-- Begin Task inputs --

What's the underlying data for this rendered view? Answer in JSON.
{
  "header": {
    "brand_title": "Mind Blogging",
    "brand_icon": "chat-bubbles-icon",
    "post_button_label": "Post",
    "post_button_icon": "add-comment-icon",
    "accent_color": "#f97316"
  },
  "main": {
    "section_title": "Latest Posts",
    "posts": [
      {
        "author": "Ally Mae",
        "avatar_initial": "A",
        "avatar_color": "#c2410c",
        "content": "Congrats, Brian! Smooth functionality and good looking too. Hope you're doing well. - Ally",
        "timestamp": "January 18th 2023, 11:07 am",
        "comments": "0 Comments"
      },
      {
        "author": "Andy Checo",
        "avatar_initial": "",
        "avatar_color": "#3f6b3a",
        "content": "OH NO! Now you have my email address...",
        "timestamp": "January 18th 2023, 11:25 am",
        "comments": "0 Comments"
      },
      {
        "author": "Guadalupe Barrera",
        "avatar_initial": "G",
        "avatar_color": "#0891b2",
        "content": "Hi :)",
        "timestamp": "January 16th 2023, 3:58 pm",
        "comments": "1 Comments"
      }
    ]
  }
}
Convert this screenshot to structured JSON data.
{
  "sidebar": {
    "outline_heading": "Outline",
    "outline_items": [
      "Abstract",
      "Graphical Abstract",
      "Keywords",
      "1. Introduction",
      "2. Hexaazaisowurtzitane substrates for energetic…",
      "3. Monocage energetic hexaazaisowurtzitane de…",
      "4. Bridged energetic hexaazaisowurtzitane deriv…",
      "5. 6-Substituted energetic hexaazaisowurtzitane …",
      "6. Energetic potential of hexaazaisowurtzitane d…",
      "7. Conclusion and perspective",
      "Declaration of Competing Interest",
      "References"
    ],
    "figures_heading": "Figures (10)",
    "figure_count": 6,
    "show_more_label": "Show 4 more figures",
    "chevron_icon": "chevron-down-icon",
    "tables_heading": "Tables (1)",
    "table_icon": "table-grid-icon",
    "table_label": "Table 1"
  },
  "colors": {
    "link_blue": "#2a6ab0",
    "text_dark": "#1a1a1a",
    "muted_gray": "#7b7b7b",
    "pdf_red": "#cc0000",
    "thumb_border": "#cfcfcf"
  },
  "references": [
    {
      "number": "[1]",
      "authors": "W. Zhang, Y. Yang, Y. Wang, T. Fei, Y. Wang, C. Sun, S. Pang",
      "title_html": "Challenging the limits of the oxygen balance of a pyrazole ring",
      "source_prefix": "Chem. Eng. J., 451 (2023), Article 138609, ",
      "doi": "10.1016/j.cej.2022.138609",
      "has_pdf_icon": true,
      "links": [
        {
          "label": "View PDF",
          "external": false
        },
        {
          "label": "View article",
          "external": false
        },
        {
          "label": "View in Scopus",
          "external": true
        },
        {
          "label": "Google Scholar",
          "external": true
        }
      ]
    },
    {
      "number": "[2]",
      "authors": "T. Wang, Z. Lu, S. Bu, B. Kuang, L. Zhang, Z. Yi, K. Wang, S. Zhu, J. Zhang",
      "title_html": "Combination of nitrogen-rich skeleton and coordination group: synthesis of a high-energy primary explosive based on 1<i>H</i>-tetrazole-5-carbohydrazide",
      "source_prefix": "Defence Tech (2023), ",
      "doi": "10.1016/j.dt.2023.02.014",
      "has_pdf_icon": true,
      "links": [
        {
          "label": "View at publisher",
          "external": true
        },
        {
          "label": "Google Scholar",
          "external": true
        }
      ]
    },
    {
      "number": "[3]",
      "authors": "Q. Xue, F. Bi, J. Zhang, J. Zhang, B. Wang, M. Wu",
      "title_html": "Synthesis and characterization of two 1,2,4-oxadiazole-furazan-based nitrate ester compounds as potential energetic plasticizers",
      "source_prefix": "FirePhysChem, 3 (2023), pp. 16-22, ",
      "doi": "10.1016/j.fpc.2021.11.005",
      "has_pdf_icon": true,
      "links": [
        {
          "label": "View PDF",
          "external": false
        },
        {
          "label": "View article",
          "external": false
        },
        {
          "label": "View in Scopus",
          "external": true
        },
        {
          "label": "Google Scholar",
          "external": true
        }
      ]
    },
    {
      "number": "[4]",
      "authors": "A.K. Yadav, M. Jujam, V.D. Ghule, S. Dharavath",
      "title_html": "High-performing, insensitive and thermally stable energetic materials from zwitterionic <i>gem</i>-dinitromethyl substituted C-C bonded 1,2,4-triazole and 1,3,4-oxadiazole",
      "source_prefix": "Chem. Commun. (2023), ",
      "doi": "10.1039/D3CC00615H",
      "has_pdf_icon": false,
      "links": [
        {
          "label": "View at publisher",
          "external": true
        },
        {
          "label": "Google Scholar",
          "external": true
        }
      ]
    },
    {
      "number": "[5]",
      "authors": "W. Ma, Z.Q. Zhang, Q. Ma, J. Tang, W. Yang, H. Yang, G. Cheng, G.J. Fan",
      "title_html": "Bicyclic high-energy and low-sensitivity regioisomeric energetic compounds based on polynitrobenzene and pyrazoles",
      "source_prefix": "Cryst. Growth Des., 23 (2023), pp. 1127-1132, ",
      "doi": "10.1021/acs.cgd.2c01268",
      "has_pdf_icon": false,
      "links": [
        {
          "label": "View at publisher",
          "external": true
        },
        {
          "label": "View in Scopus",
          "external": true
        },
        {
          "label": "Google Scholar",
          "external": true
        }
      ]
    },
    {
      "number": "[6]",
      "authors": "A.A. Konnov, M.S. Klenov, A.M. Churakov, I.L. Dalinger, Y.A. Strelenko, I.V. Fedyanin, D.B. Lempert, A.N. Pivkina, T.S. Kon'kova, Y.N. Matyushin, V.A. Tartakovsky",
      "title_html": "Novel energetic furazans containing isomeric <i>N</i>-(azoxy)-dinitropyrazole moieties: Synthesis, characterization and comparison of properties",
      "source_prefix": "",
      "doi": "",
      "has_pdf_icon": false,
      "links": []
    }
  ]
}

-- End Task inputs --

What you will do:
Once more, set down the full listing, verbatim.

Task output:
What's the underlying data for this rendered view? Answer in JSON.
{
  "header": {
    "brand_title": "Mind Blogging",
    "brand_icon": "chat-bubbles-icon",
    "post_button_label": "Post",
    "post_button_icon": "add-comment-icon",
    "accent_color": "#f97316"
  },
  "main": {
    "section_title": "Latest Posts",
    "posts": [
      {
        "author": "Ally Mae",
        "avatar_initial": "A",
        "avatar_color": "#c2410c",
        "content": "Congrats, Brian! Smooth functionality and good looking too. Hope you're doing well. - Ally",
        "timestamp": "January 18th 2023, 11:07 am",
        "comments": "0 Comments"
      },
      {
        "author": "Andy Checo",
        "avatar_initial": "",
        "avatar_color": "#3f6b3a",
        "content": "OH NO! Now you have my email address...",
        "timestamp": "January 18th 2023, 11:25 am",
        "comments": "0 Comments"
      },
      {
        "author": "Guadalupe Barrera",
        "avatar_initial": "G",
        "avatar_color": "#0891b2",
        "content": "Hi :)",
        "timestamp": "January 16th 2023, 3:58 pm",
        "comments": "1 Comments"
      }
    ]
  }
}
Convert this screenshot to structured JSON data.
{
  "sidebar": {
    "outline_heading": "Outline",
    "outline_items": [
      "Abstract",
      "Graphical Abstract",
      "Keywords",
      "1. Introduction",
      "2. Hexaazaisowurtzitane substrates for energetic…",
      "3. Monocage energetic hexaazaisowurtzitane de…",
      "4. Bridged energetic hexaazaisowurtzitane deriv…",
      "5. 6-Substituted energetic hexaazaisowurtzitane …",
      "6. Energetic potential of hexaazaisowurtzitane d…",
      "7. Conclusion and perspective",
      "Declaration of Competing Interest",
      "References"
    ],
    "figures_heading": "Figures (10)",
    "figure_count": 6,
    "show_more_label": "Show 4 more figures",
    "chevron_icon": "chevron-down-icon",
    "tables_heading": "Tables (1)",
    "table_icon": "table-grid-icon",
    "table_label": "Table 1"
  },
  "colors": {
    "link_blue": "#2a6ab0",
    "text_dark": "#1a1a1a",
    "muted_gray": "#7b7b7b",
    "pdf_red": "#cc0000",
    "thumb_border": "#cfcfcf"
  },
  "references": [
    {
      "number": "[1]",
      "authors": "W. Zhang, Y. Yang, Y. Wang, T. Fei, Y. Wang, C. Sun, S. Pang",
      "title_html": "Challenging the limits of the oxygen balance of a pyrazole ring",
      "source_prefix": "Chem. Eng. J., 451 (2023), Article 138609, ",
      "doi": "10.1016/j.cej.2022.138609",
      "has_pdf_icon": true,
      "links": [
        {
          "label": "View PDF",
          "external": false
        },
        {
          "label": "View article",
          "external": false
        },
        {
          "label": "View in Scopus",
          "external": true
        },
        {
          "label": "Google Scholar",
          "external": true
        }
      ]
    },
    {
      "number": "[2]",
      "authors": "T. Wang, Z. Lu, S. Bu, B. Kuang, L. Zhang, Z. Yi, K. Wang, S. Zhu, J. Zhang",
      "title_html": "Combination of nitrogen-rich skeleton and coordination group: synthesis of a high-energy primary explosive based on 1<i>H</i>-tetrazole-5-carbohydrazide",
      "source_prefix": "Defence Tech (2023), ",
      "doi": "10.1016/j.dt.2023.02.014",
      "has_pdf_icon": true,
      "links": [
        {
          "label": "View at publisher",
          "external": true
        },
        {
          "label": "Google Scholar",
          "external": true
        }
      ]
    },
    {
      "number": "[3]",
      "authors": "Q. Xue, F. Bi, J. Zhang, J. Zhang, B. Wang, M. Wu",
      "title_html": "Synthesis and characterization of two 1,2,4-oxadiazole-furazan-based nitrate ester compounds as potential energetic plasticizers",
      "source_prefix": "FirePhysChem, 3 (2023), pp. 16-22, ",
      "doi": "10.1016/j.fpc.2021.11.005",
      "has_pdf_icon": true,
      "links": [
        {
          "label": "View PDF",
          "external": false
        },
        {
          "label": "View article",
          "external": false
        },
        {
          "label": "View in Scopus",
          "external": true
        },
        {
          "label": "Google Scholar",
          "external": true
        }
      ]
    },
    {
      "number": "[4]",
      "authors": "A.K. Yadav, M. Jujam, V.D. Ghule, S. Dharavath",
      "title_html": "High-performing, insensitive and thermally stable energetic materials from zwitterionic <i>gem</i>-dinitromethyl substituted C-C bonded 1,2,4-triazole and 1,3,4-oxadiazole",
      "source_prefix": "Chem. Commun. (2023), ",
      "doi": "10.1039/D3CC00615H",
      "has_pdf_icon": false,
      "links": [
        {
          "label": "View at publisher",
          "external": true
        },
        {
          "label": "Google Scholar",
          "external": true
        }
      ]
    },
    {
      "number": "[5]",
      "authors": "W. Ma, Z.Q. Zhang, Q. Ma, J. Tang, W. Yang, H. Yang, G. Cheng, G.J. Fan",
      "title_html": "Bicyclic high-energy and low-sensitivity regioisomeric energetic compounds based on polynitrobenzene and pyrazoles",
      "source_prefix": "Cryst. Growth Des., 23 (2023), pp. 1127-1132, ",
      "doi": "10.1021/acs.cgd.2c01268",
      "has_pdf_icon": false,
      "links": [
        {
          "label": "View at publisher",
          "external": true
        },
        {
          "label": "View in Scopus",
          "external": true
        },
        {
          "label": "Google Scholar",
          "external": true
        }
      ]
    },
    {
      "number": "[6]",
      "authors": "A.A. Konnov, M.S. Klenov, A.M. Churakov, I.L. Dalinger, Y.A. Strelenko, I.V. Fedyanin, D.B. Lempert, A.N. Pivkina, T.S. Kon'kova, Y.N. Matyushin, V.A. Tartakovsky",
      "title_html": "Novel energetic furazans containing isomeric <i>N</i>-(azoxy)-dinitropyrazole moieties: Synthesis, characterization and comparison of properties",
      "source_prefix": "",
      "doi": "",
      "has_pdf_icon": false,
      "links": []
    }
  ]
}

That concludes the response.